:: ЗАДАНИЯ ::
1. С какого года, согласно тексту страницы, Белосток входил в состав Белорусской ССР?
2. Перепишите фрагмент текста страницы, заменив «Новобранцев» на «Призывников». Начните со слов «Новобранцев зачислили в» и закончите словами «Белорусского военного округа.».

:: ТЕКСТ СТРАНИЦЫ ::

■ ■ ■ ■ ■ ■ ■

После долгого пути эшелон прибыл в Белосток - крупный центр текстильной промышленности довоенной Польши, где нам предстояло нести службу. С 1939 года он был включен в состав Белорусской ССР, но нам казался чужим заграничным городом с довольно недружественным преимущественно польским населением.


Новобранцев зачислили в расположенную на белостокском военном аэродроме школу, готовящую специалистов по радио- и проводной связи. Через несколько месяцев, после присвоения сержантских званий, мы были распределены по авиационным частям Особого Белорусского военного округа.


Многие из питерцев попали в роту связи штаба 9-й Смешанной авиационной дивизии, где я был назначен командиром отделения телефонистов. Дивизия, включающая истребительные и бомбардировочные полки, составляла ядро боевой авиации ОБВО. Обстановка в штабе была тревожной. Уже зимой на политзанятиях начали изучать структуру и вооружения вермахта, типы и силуэты немецких самолетов. Частыми стали ночные выходы по тревоге на железнодорожную станцию для разгрузки эшелонов с первыми нашими скоростными истребителями МИГ-3. Нередко при этом рядом разгружались платформы с новыми танками. К лету возросла напряженность на границе. Как связисты штаба мы знали о многочисленных ее нарушениях немецкой стороной по воздуху и на земле. Но никто из нас, рядовых сержантов, не предполагал, что война так близка. Почему-то считалось, что она начнется не ранее 1942 года.

■ ■ ■ ■ ■ ■ ■

:: СТРОКИ ДАННЫХ ::
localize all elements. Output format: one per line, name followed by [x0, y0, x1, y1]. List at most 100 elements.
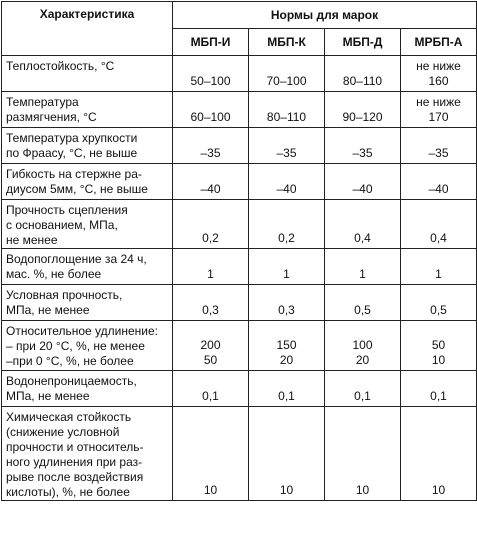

■ ■ ■ ■ ■ ■ ■

:: ОТВЕТЫ ПО ЗАДАНИЯМ ::
1. С 1939 года.

2.
Призывников зачислили в расположенную на белостокском военном аэродроме школу, готовящую специалистов по радио- и проводной связи. Через несколько месяцев, после присвоения сержантских званий, мы были распределены по авиационным частям Особого Белорусского военного округа.